- Exercise details
Each line of the data that includes the string "center" is to be copied out.

- Entries provided
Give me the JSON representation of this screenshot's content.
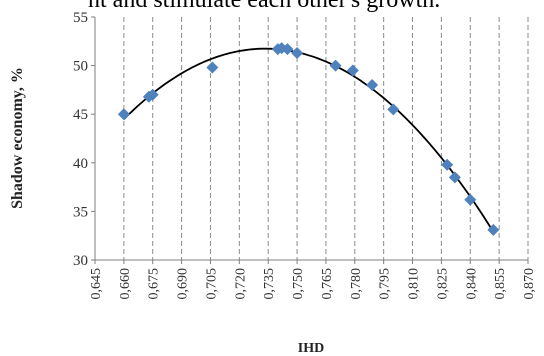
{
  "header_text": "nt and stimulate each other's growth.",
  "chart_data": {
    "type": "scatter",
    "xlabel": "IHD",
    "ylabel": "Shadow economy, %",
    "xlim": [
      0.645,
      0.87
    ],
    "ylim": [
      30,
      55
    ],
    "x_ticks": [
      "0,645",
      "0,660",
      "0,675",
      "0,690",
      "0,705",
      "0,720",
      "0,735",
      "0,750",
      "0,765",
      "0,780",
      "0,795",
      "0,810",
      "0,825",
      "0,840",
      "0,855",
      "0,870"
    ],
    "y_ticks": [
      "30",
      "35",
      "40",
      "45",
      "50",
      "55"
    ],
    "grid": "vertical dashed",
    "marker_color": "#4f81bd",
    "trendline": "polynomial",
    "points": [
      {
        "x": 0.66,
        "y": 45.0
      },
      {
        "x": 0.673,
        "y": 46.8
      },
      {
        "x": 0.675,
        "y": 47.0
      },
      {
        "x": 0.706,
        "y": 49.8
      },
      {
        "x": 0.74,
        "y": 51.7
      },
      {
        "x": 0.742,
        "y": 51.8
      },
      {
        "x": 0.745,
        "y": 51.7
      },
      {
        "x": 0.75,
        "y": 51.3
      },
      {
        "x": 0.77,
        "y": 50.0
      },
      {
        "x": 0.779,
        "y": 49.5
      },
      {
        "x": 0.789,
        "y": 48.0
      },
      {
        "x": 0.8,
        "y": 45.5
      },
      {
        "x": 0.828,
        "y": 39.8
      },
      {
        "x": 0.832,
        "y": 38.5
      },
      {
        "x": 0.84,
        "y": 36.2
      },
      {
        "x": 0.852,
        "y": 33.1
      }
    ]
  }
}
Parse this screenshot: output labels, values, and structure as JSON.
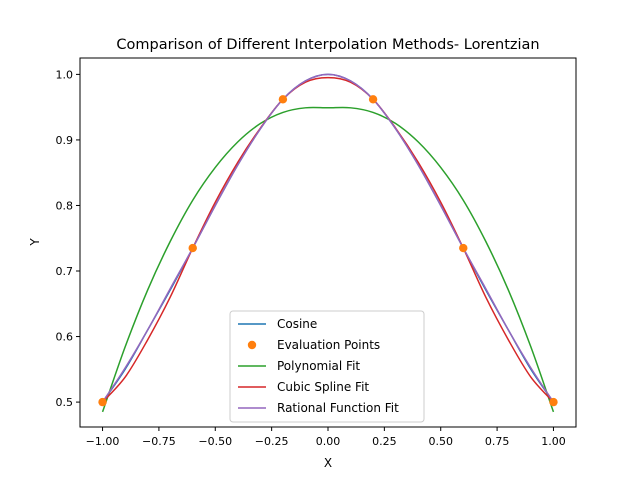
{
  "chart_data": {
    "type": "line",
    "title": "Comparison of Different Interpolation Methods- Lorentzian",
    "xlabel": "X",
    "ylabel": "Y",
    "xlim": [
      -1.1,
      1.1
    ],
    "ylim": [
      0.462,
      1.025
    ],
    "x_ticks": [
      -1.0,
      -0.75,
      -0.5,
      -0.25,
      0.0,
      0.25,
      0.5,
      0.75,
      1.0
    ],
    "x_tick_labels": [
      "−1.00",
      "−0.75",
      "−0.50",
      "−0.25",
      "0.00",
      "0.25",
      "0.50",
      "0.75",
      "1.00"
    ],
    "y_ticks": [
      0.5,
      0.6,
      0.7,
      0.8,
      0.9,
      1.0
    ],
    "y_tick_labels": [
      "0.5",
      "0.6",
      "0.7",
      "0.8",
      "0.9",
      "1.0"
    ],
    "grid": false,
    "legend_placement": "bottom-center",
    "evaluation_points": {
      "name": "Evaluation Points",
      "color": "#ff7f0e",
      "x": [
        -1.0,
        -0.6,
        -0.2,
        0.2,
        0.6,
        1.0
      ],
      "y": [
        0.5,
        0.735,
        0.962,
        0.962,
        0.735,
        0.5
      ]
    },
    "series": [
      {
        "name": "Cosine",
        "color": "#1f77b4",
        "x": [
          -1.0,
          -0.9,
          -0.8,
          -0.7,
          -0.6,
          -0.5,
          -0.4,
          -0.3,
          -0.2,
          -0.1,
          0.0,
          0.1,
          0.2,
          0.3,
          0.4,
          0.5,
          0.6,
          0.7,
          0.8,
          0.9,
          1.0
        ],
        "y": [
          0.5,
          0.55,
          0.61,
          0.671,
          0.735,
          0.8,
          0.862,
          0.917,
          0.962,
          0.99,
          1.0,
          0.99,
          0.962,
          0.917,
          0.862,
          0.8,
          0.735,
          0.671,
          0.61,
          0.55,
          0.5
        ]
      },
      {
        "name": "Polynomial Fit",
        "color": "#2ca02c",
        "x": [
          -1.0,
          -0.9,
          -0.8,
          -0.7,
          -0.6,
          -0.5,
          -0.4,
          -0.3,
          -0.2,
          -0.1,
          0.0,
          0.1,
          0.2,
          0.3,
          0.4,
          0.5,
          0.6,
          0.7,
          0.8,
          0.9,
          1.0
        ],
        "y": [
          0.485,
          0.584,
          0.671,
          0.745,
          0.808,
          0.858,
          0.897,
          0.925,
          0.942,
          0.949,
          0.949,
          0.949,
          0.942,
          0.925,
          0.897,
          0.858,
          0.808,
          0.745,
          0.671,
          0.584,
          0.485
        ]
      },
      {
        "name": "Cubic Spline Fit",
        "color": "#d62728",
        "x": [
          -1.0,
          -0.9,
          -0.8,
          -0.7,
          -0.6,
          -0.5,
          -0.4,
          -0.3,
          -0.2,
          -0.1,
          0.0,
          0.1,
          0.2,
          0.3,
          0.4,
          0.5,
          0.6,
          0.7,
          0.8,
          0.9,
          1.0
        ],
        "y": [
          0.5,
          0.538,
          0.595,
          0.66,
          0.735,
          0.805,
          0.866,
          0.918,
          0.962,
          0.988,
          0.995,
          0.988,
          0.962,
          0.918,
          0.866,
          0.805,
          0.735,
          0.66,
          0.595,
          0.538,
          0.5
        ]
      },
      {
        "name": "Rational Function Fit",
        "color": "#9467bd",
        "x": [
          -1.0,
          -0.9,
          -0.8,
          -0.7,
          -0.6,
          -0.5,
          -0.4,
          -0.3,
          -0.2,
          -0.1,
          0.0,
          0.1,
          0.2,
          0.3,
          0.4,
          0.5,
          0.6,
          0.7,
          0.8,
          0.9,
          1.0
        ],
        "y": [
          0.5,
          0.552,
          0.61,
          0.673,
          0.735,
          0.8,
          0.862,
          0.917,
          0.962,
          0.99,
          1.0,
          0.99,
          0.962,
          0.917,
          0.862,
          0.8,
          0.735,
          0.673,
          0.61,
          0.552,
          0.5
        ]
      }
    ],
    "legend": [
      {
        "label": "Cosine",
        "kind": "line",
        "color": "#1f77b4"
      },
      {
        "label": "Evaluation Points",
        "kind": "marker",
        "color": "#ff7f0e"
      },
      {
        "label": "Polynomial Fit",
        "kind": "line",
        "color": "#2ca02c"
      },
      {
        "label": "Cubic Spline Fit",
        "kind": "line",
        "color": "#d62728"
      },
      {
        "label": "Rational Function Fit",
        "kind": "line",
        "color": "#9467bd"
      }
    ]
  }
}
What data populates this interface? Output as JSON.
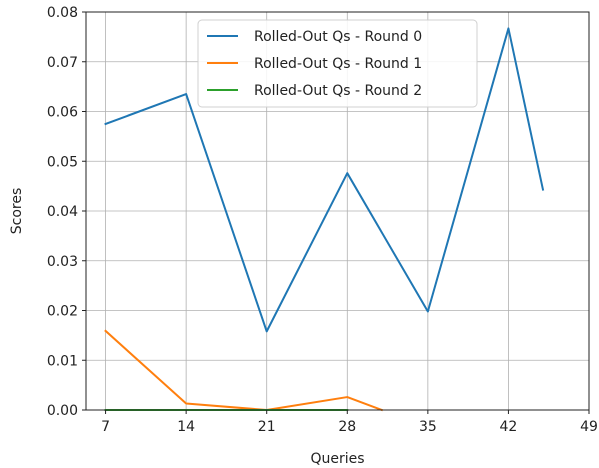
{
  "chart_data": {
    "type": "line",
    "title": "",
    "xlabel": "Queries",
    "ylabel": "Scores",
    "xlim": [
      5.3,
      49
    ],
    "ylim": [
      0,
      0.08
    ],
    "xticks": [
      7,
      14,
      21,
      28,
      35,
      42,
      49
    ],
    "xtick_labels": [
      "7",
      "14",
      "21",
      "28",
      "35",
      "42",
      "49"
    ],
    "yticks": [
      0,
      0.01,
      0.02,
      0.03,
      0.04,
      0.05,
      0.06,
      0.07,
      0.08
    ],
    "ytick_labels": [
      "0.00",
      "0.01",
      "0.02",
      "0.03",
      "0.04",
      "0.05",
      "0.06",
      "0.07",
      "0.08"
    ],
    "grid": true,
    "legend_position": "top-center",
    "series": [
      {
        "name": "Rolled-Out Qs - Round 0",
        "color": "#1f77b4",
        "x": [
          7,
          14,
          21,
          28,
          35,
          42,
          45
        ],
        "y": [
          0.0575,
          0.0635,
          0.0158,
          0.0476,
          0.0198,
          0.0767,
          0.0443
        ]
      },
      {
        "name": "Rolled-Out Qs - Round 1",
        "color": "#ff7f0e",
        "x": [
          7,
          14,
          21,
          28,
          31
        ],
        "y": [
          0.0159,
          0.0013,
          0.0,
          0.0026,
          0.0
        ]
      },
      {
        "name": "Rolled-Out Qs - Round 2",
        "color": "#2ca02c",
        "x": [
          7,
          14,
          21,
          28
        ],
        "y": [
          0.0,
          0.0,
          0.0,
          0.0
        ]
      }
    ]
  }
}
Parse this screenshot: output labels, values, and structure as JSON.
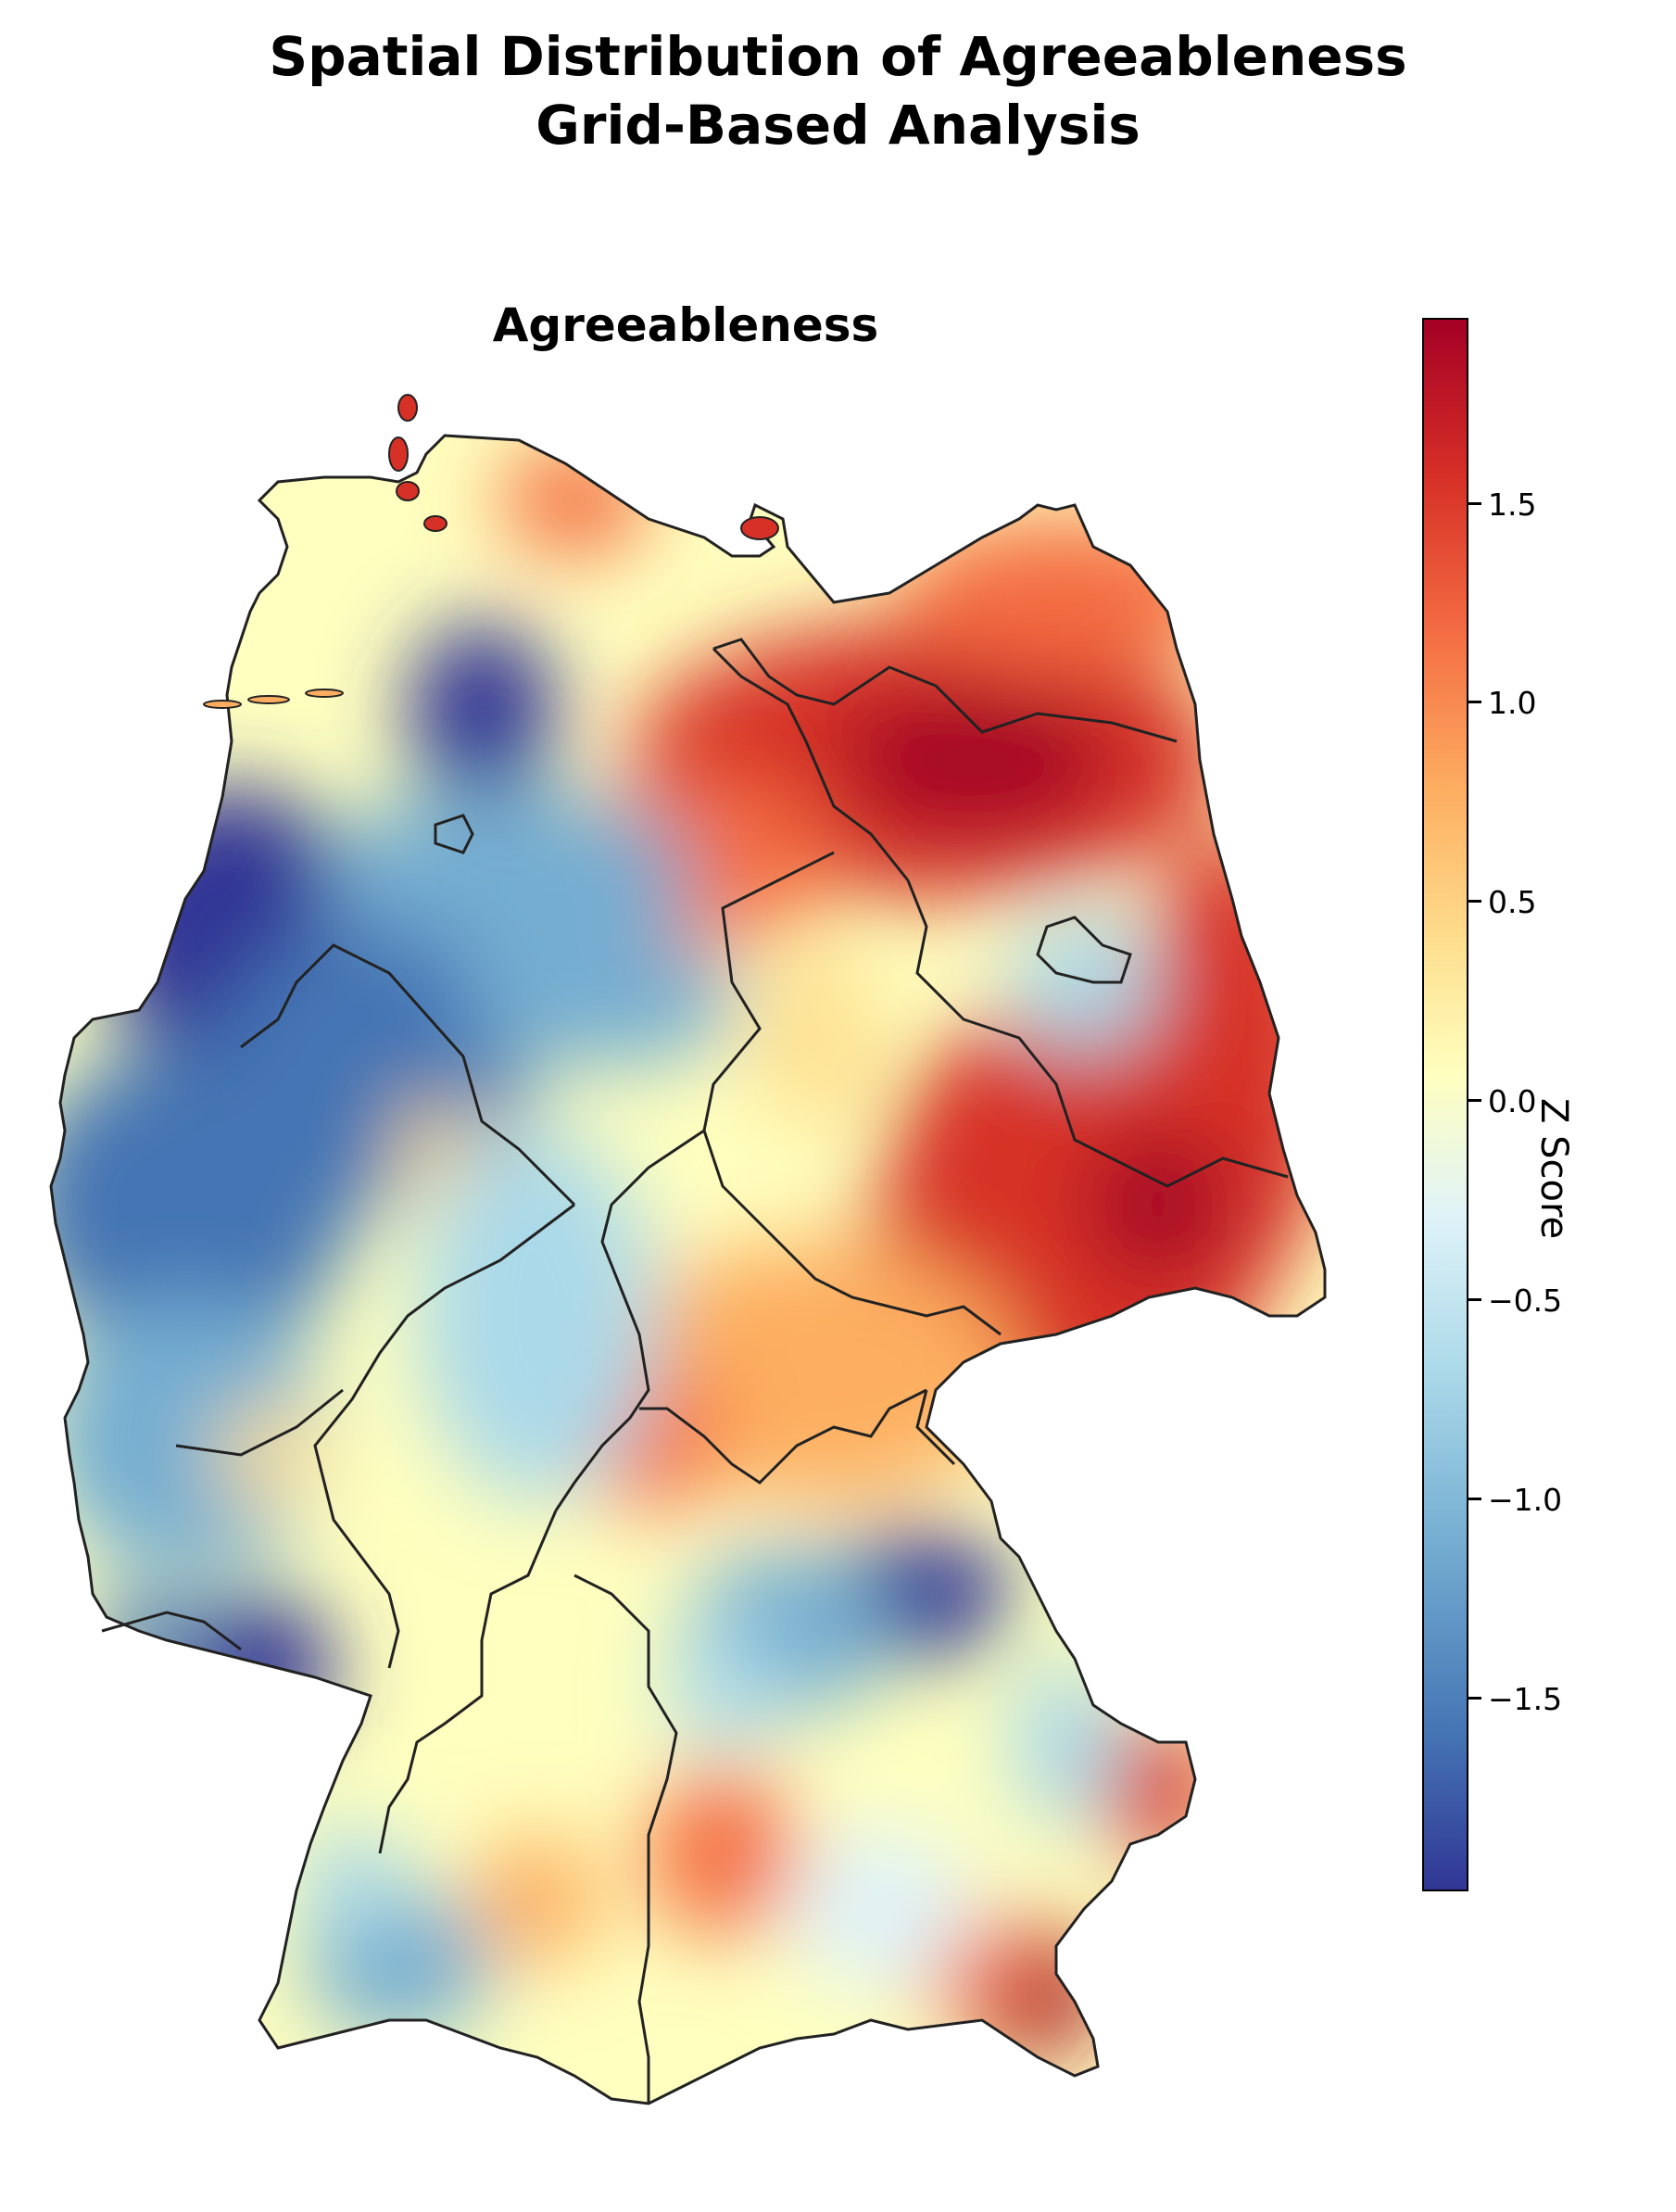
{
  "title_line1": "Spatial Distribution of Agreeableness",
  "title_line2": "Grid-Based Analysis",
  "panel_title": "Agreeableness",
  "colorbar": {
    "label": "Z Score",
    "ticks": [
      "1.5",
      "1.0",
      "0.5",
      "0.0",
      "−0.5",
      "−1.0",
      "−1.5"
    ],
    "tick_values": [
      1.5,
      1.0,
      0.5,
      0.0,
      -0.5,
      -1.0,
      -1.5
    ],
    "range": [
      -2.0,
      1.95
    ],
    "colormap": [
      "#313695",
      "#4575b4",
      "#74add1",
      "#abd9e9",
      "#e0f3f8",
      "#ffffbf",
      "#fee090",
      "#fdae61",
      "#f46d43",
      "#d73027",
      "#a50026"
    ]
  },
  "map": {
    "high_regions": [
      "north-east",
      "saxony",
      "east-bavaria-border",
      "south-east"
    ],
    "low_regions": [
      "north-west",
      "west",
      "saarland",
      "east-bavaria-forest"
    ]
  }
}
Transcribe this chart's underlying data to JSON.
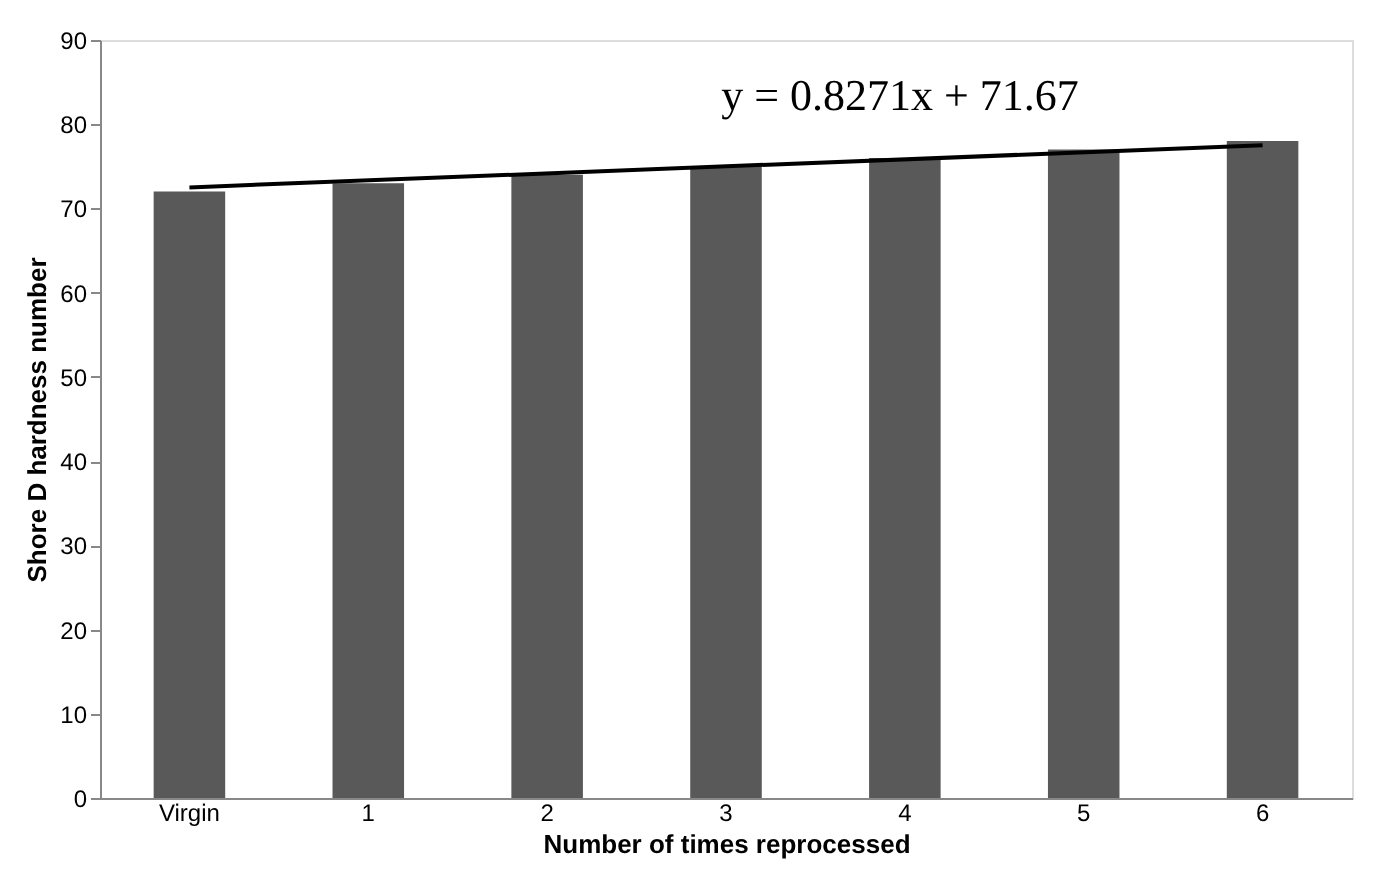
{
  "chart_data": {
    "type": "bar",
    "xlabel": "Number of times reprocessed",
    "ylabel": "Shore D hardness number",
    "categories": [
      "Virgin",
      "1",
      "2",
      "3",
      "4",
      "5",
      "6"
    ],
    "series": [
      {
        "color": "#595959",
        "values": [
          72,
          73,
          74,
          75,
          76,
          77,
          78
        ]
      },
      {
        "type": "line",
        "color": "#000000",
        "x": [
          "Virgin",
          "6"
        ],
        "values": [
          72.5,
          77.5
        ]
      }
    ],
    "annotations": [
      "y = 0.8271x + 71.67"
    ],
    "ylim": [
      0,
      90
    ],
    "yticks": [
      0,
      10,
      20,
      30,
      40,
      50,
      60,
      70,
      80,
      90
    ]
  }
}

- Result for this task
    "legend_placement": "bottom-center",
    "legend_position": "top-center",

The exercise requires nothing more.